Return all lines with the word "verified" in them.

__________________________________________________

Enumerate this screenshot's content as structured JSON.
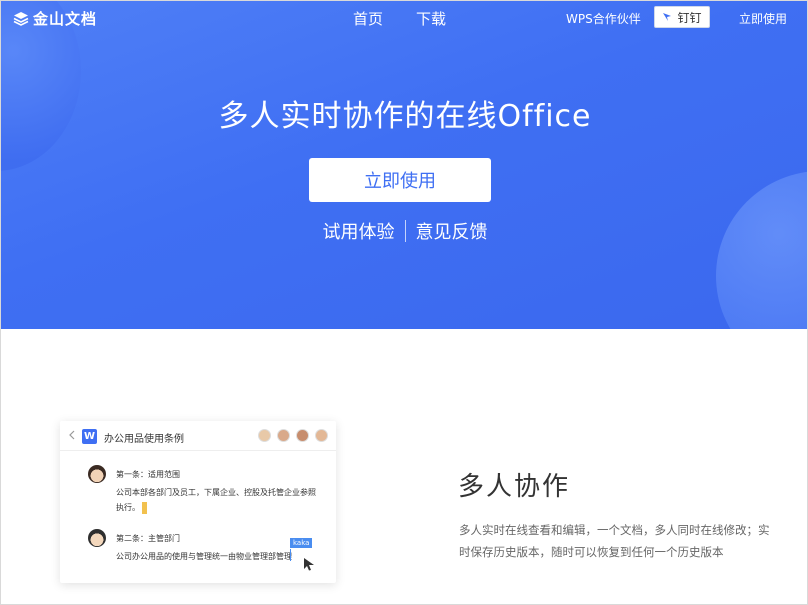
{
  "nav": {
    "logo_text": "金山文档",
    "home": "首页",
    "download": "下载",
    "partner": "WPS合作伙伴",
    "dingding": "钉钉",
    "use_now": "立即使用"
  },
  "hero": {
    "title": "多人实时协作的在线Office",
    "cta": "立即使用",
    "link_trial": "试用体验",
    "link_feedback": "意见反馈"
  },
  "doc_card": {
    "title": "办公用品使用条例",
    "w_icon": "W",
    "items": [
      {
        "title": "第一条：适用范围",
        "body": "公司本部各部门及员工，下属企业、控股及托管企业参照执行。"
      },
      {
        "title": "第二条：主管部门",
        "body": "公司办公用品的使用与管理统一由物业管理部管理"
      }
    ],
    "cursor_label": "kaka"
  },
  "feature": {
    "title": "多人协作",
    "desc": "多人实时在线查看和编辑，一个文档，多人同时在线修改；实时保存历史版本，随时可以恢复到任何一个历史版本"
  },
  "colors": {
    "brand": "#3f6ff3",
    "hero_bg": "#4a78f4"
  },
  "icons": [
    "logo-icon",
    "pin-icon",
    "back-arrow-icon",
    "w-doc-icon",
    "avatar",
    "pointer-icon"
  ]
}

__________________________________________________

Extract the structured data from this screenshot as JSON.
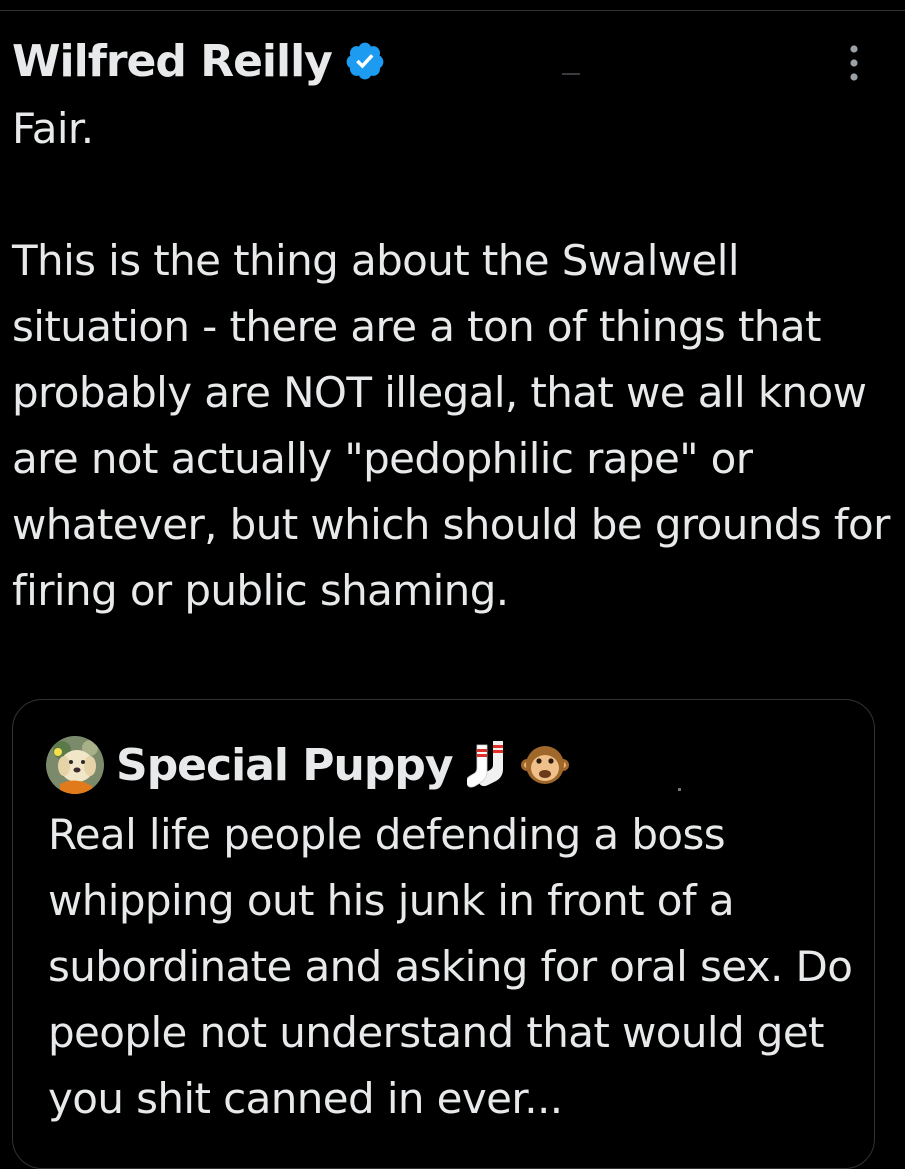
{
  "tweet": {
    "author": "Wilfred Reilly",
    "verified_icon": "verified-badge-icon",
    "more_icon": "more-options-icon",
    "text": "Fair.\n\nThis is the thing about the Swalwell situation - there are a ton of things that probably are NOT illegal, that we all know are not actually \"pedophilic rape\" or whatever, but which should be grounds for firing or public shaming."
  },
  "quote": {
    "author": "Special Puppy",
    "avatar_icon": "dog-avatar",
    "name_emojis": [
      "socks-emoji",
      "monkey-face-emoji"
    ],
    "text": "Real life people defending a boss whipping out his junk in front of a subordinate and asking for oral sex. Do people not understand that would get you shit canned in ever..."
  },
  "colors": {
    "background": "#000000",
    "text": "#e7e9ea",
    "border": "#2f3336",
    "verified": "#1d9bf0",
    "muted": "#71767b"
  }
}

__________________________________________________

**RESPONSE TO THE TASK**
    "verified_icon": "verified-badge-icon",
    "verified": "#1d9bf0",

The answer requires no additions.